• _WORK TO COMPLETE_
In this exercise, print only the lines from the line with "OCR this image." to the last line of the data below, inclusive. Any pictures should be left out.

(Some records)
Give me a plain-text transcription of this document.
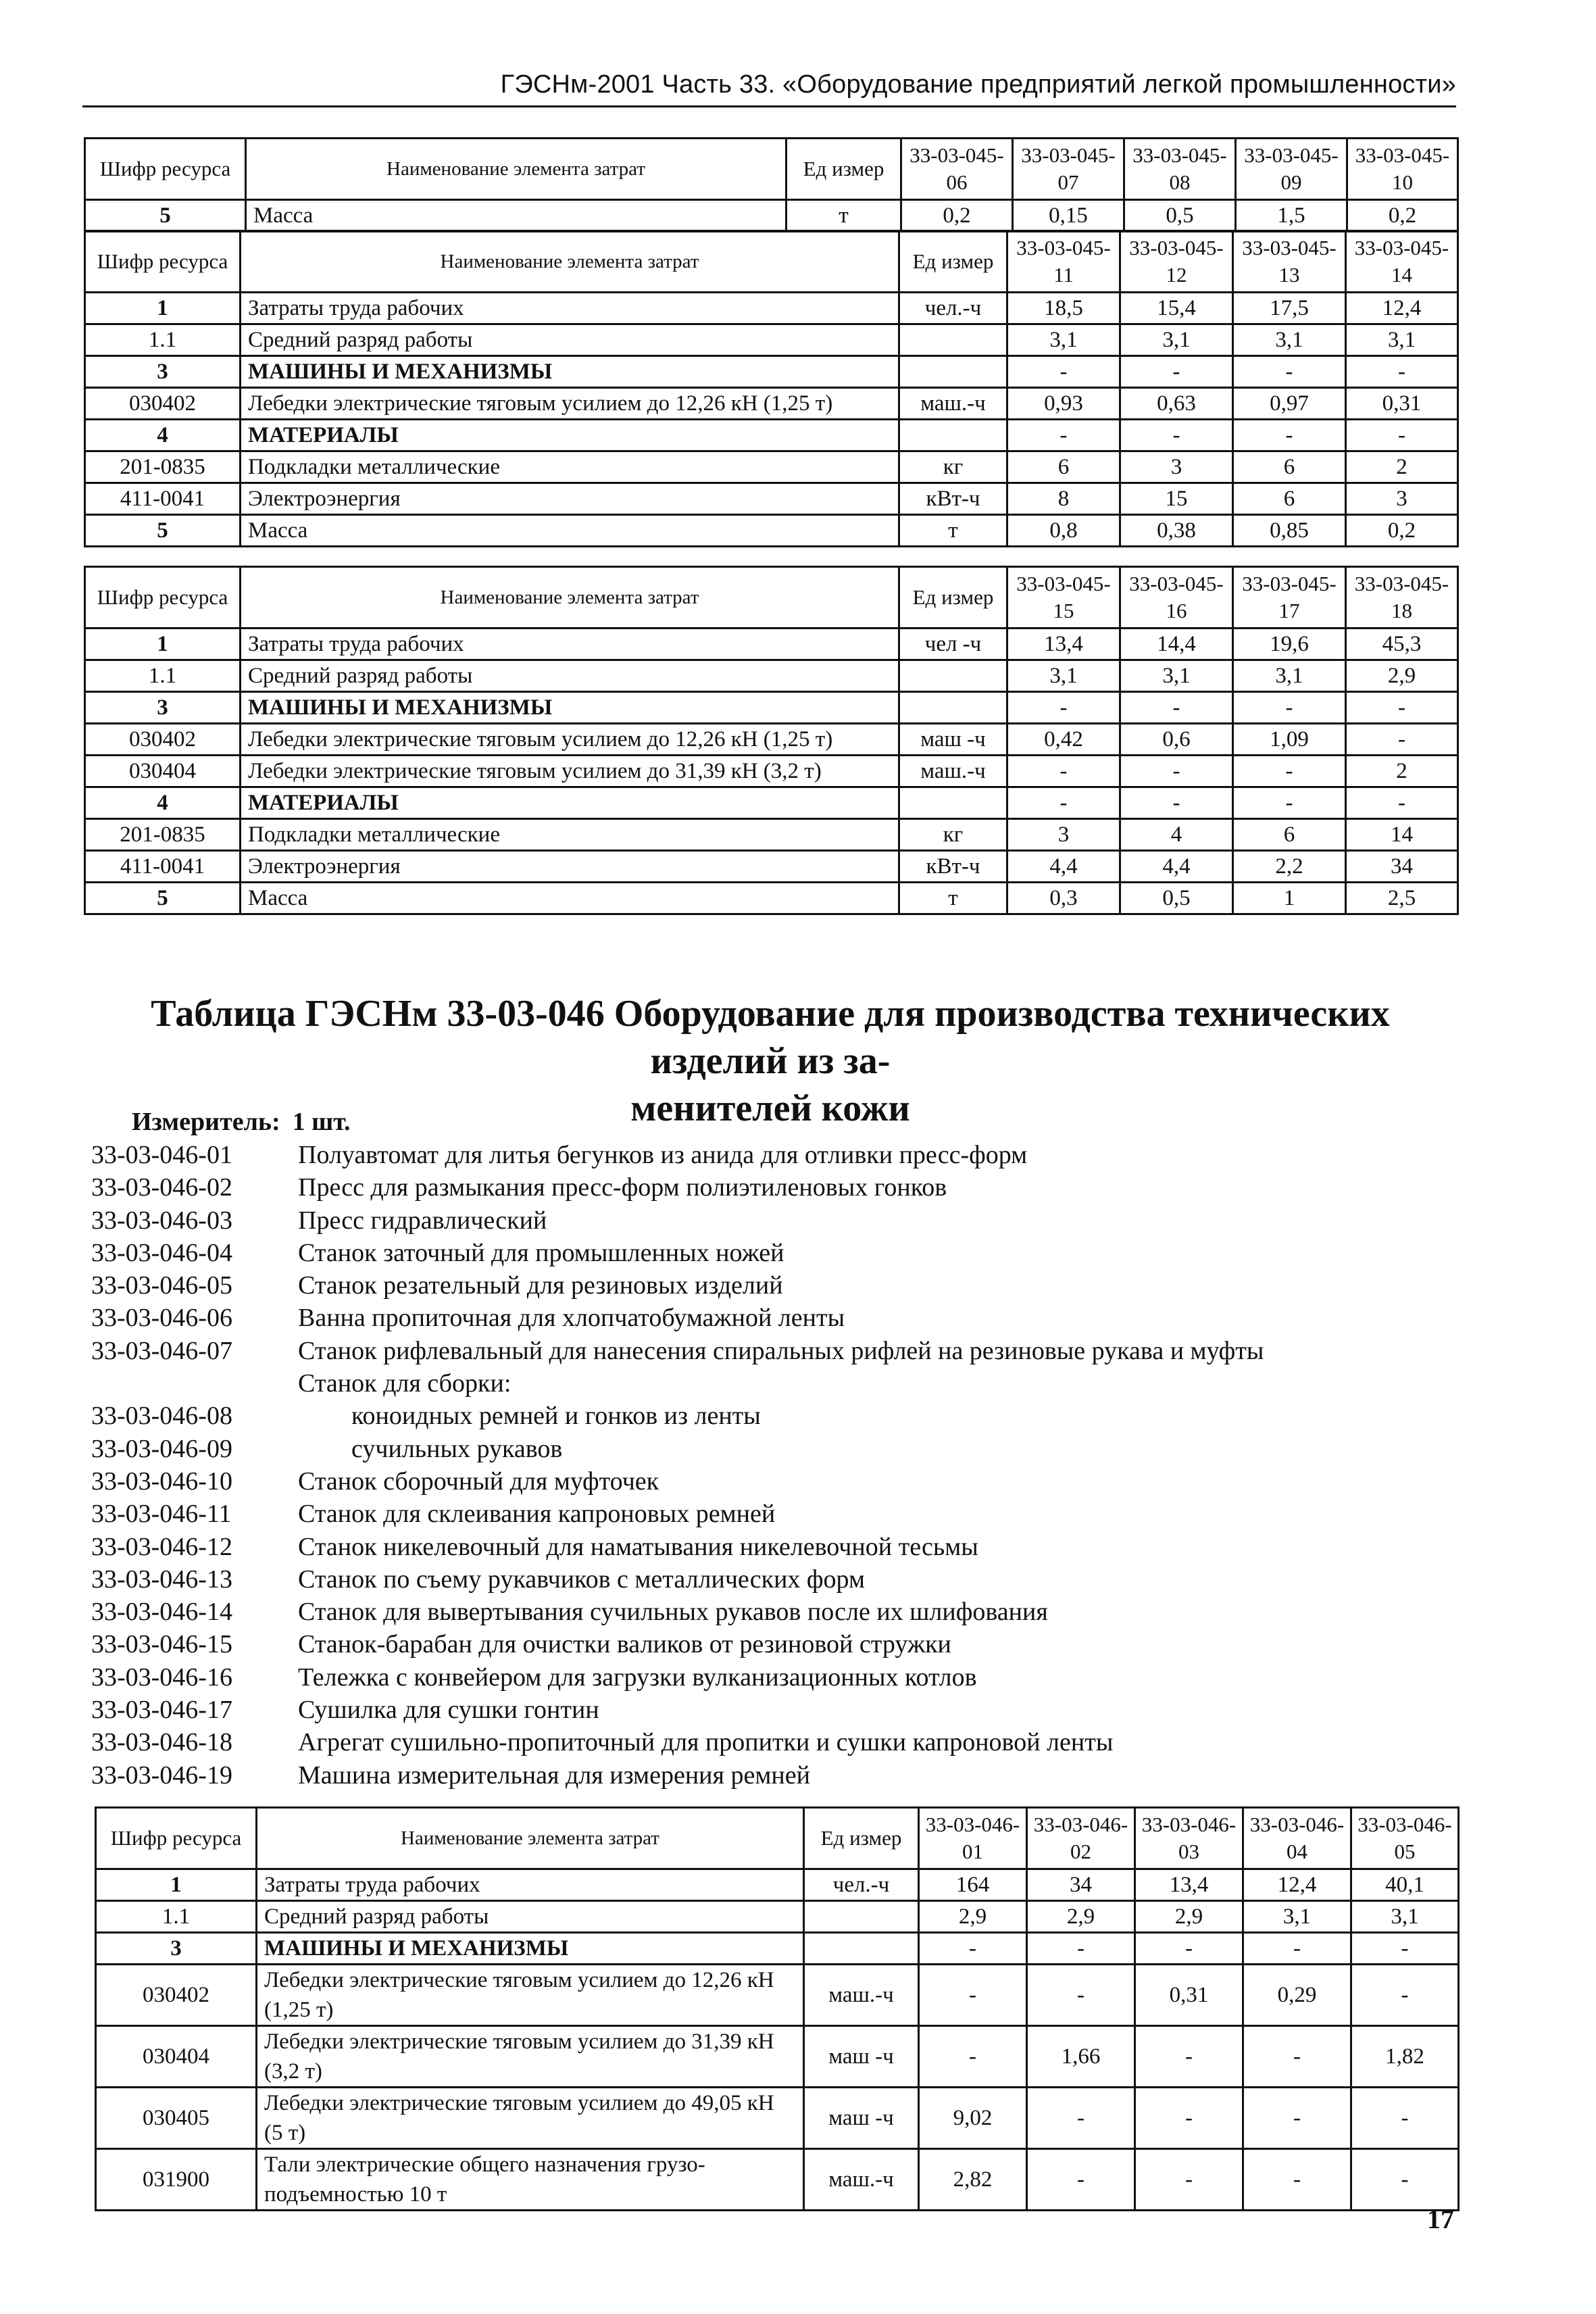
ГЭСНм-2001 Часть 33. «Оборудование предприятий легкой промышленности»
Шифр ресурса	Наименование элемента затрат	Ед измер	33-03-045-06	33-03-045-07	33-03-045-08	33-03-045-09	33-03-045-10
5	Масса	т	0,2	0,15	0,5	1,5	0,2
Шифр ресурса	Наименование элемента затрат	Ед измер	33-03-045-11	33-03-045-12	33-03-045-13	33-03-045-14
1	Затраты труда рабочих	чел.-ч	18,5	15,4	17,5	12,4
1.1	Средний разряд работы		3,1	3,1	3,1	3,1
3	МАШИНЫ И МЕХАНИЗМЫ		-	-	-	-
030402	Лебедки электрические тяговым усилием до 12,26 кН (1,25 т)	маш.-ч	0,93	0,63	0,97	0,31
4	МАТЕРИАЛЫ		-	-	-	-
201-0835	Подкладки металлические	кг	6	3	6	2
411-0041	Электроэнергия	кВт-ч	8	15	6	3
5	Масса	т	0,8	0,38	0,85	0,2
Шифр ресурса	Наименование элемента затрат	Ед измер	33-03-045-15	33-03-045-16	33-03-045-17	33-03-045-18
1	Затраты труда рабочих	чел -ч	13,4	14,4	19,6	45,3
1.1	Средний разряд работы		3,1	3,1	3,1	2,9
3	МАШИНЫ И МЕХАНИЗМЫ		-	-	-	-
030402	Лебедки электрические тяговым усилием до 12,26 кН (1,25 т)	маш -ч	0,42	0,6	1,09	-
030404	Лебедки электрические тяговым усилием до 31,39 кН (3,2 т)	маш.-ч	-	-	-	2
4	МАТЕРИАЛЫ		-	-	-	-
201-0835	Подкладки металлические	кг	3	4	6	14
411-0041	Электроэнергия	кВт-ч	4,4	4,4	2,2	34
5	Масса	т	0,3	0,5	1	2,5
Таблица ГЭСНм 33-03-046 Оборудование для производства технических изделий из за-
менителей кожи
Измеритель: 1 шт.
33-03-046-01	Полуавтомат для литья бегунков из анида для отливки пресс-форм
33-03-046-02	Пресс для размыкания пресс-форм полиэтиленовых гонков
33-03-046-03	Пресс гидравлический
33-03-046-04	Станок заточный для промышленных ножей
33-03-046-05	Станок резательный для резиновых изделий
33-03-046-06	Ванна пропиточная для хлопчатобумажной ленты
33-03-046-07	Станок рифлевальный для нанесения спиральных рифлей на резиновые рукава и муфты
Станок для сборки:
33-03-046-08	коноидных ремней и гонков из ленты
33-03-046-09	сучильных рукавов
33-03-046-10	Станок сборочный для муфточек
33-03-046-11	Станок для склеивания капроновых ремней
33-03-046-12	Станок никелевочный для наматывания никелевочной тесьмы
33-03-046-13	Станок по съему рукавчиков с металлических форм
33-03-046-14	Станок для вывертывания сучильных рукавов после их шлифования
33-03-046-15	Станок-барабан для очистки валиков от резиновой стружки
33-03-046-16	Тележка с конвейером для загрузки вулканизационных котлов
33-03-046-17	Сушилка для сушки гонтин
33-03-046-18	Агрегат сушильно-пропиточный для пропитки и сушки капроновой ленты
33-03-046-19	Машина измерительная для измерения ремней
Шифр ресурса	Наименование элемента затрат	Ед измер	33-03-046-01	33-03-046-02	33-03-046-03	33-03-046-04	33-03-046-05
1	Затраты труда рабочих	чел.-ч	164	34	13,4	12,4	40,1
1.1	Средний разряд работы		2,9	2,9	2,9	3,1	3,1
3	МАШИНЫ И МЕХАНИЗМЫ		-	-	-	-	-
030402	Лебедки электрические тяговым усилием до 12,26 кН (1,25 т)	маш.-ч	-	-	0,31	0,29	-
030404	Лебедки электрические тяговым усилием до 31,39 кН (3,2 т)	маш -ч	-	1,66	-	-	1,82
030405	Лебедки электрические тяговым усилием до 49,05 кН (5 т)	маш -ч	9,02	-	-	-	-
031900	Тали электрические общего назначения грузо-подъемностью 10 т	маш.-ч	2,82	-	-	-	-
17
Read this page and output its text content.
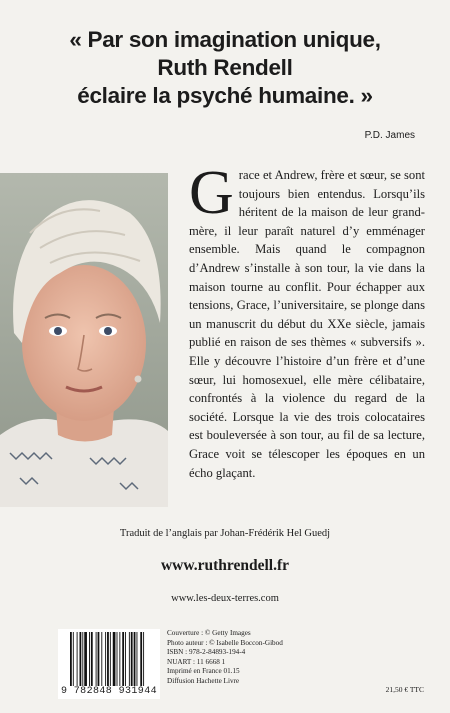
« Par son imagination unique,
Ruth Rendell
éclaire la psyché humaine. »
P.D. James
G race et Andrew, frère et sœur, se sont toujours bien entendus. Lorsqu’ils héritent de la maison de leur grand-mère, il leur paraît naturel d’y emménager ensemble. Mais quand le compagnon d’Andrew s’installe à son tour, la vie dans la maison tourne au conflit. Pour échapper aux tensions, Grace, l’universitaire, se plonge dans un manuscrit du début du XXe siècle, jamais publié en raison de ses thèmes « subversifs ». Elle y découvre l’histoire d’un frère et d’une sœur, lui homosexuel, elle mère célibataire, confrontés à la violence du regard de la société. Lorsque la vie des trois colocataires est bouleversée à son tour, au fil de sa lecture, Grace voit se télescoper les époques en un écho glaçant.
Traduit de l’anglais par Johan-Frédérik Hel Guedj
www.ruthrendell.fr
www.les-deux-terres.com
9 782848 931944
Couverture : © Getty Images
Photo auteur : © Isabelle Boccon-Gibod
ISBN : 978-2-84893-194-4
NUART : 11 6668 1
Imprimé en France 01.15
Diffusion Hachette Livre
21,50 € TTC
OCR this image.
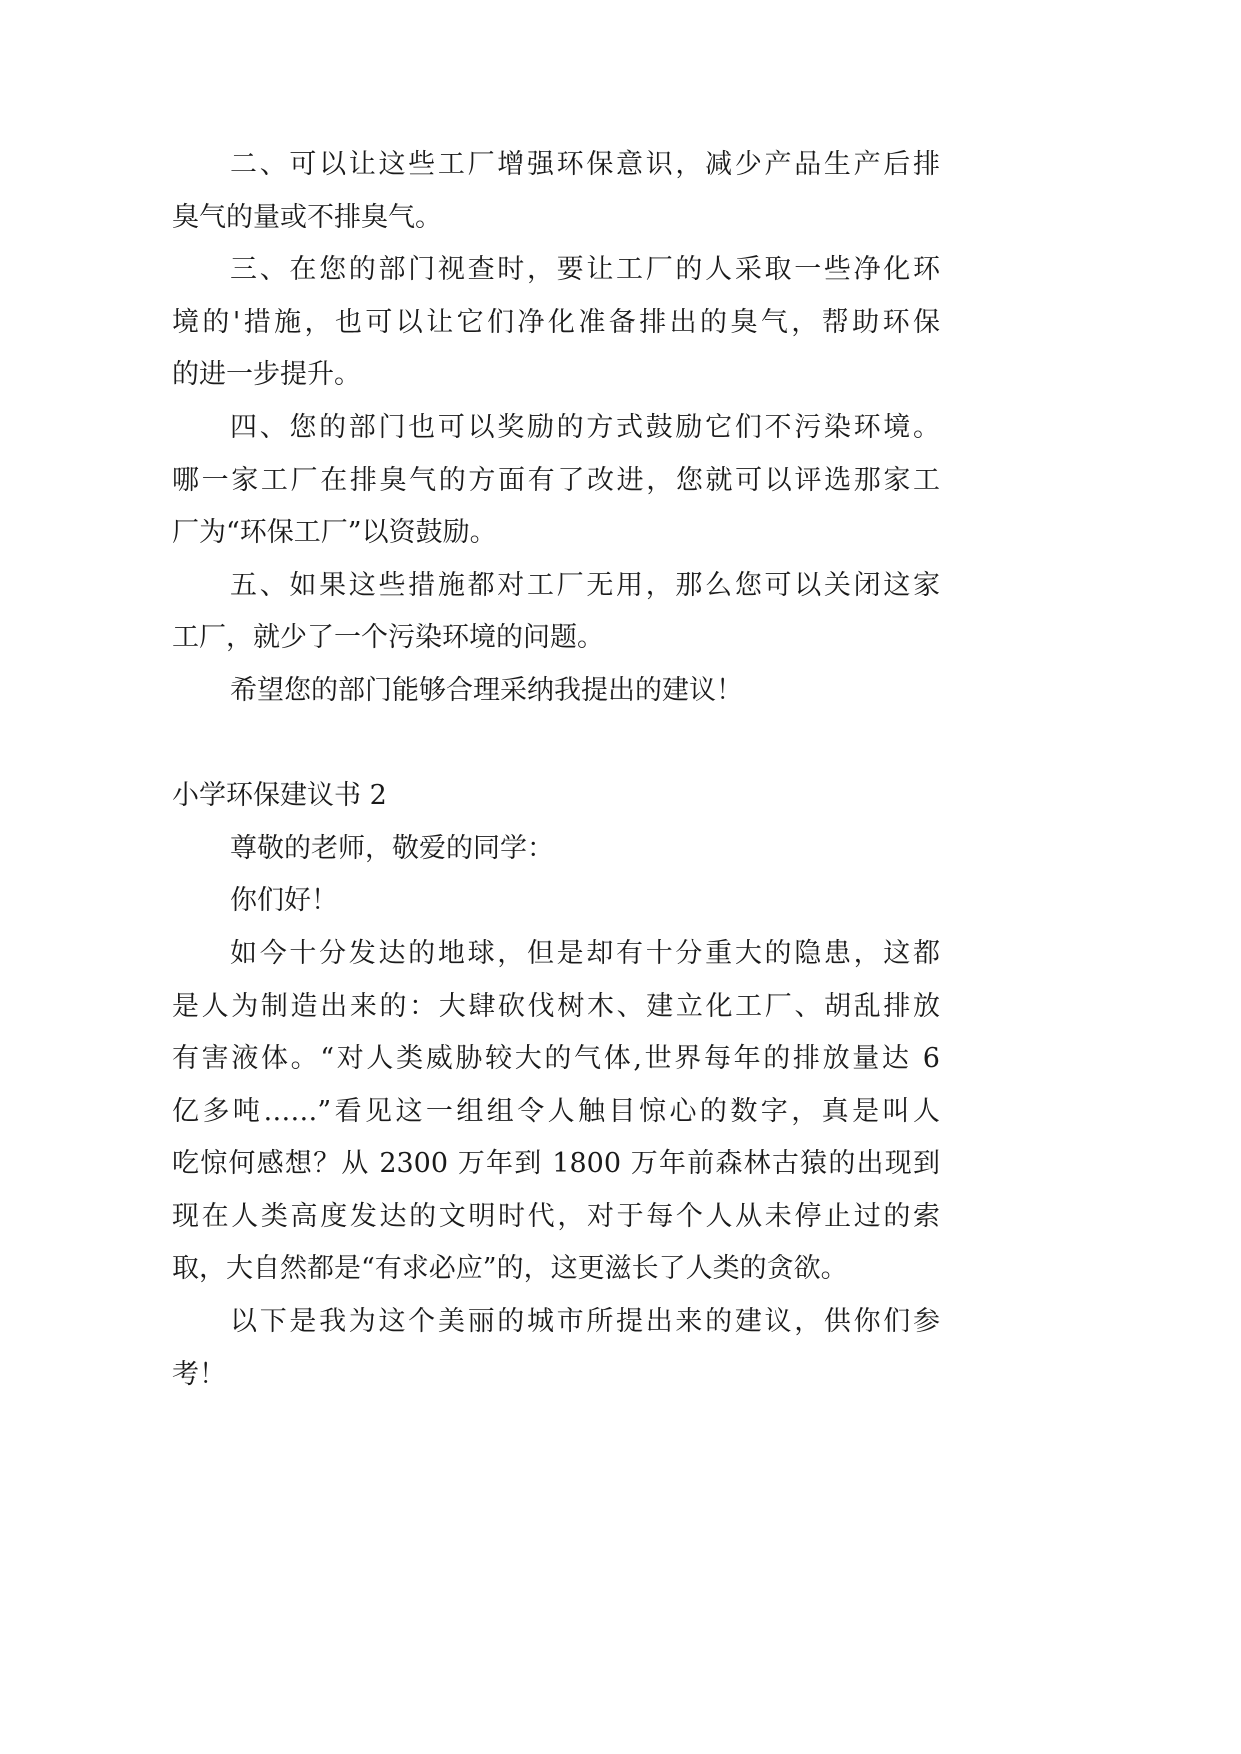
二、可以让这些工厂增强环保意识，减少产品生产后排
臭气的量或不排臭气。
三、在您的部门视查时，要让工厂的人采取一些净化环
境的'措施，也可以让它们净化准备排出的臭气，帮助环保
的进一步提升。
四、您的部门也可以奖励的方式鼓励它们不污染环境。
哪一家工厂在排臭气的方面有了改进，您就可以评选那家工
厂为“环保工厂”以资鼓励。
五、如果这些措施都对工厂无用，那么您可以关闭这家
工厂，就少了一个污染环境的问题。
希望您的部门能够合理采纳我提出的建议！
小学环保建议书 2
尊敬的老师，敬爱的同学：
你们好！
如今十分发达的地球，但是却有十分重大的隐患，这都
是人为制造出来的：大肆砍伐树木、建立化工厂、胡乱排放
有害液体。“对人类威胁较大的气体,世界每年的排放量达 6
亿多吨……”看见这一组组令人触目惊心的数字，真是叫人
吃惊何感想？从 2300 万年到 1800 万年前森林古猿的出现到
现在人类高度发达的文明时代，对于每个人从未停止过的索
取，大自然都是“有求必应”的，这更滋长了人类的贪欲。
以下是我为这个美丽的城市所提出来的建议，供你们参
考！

• _FINISHED ANSWER_
OCR this image.
二、可以让这些工厂增强环保意识，减少产品生产后排
臭气的量或不排臭气。
三、在您的部门视查时，要让工厂的人采取一些净化环
境的'措施，也可以让它们净化准备排出的臭气，帮助环保
的进一步提升。
四、您的部门也可以奖励的方式鼓励它们不污染环境。
哪一家工厂在排臭气的方面有了改进，您就可以评选那家工
厂为“环保工厂”以资鼓励。
五、如果这些措施都对工厂无用，那么您可以关闭这家
工厂，就少了一个污染环境的问题。
希望您的部门能够合理采纳我提出的建议！
小学环保建议书 2
尊敬的老师，敬爱的同学：
你们好！
如今十分发达的地球，但是却有十分重大的隐患，这都
是人为制造出来的：大肆砍伐树木、建立化工厂、胡乱排放
有害液体。“对人类威胁较大的气体,世界每年的排放量达 6
亿多吨……”看见这一组组令人触目惊心的数字，真是叫人
吃惊何感想？从 2300 万年到 1800 万年前森林古猿的出现到
现在人类高度发达的文明时代，对于每个人从未停止过的索
取，大自然都是“有求必应”的，这更滋长了人类的贪欲。
以下是我为这个美丽的城市所提出来的建议，供你们参
考！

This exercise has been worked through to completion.